Collected data entries
-*-*-

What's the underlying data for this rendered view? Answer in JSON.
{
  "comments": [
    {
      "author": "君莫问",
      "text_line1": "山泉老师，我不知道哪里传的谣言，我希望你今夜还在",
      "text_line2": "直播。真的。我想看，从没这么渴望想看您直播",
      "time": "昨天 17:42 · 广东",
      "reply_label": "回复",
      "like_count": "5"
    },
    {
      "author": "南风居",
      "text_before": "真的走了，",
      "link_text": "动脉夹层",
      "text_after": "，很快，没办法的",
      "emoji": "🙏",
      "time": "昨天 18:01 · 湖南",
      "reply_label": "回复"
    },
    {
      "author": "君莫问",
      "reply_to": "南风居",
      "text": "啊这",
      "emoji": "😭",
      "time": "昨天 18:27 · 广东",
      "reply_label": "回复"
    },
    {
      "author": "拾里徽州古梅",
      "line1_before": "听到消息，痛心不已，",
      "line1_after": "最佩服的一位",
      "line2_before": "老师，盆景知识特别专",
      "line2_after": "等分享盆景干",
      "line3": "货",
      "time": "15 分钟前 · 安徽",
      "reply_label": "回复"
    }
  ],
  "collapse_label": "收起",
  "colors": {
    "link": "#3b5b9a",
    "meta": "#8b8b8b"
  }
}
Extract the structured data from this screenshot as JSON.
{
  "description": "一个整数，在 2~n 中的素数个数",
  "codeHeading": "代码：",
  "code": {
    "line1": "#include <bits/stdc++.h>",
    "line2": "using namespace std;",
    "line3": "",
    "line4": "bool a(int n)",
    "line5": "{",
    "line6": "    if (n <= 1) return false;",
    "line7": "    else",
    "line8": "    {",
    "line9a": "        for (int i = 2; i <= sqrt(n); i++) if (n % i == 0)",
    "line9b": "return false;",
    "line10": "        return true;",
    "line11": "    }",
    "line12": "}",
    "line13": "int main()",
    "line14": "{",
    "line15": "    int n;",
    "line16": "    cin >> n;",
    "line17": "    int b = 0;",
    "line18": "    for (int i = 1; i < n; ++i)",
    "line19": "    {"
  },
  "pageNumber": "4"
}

-*-*-

Search the listing for the word "time". Copy every line in which it occurs.

      "time": "昨天 17:42 · 广东",
      "time": "昨天 18:01 · 湖南",
      "time": "昨天 18:27 · 广东",
      "time": "15 分钟前 · 安徽",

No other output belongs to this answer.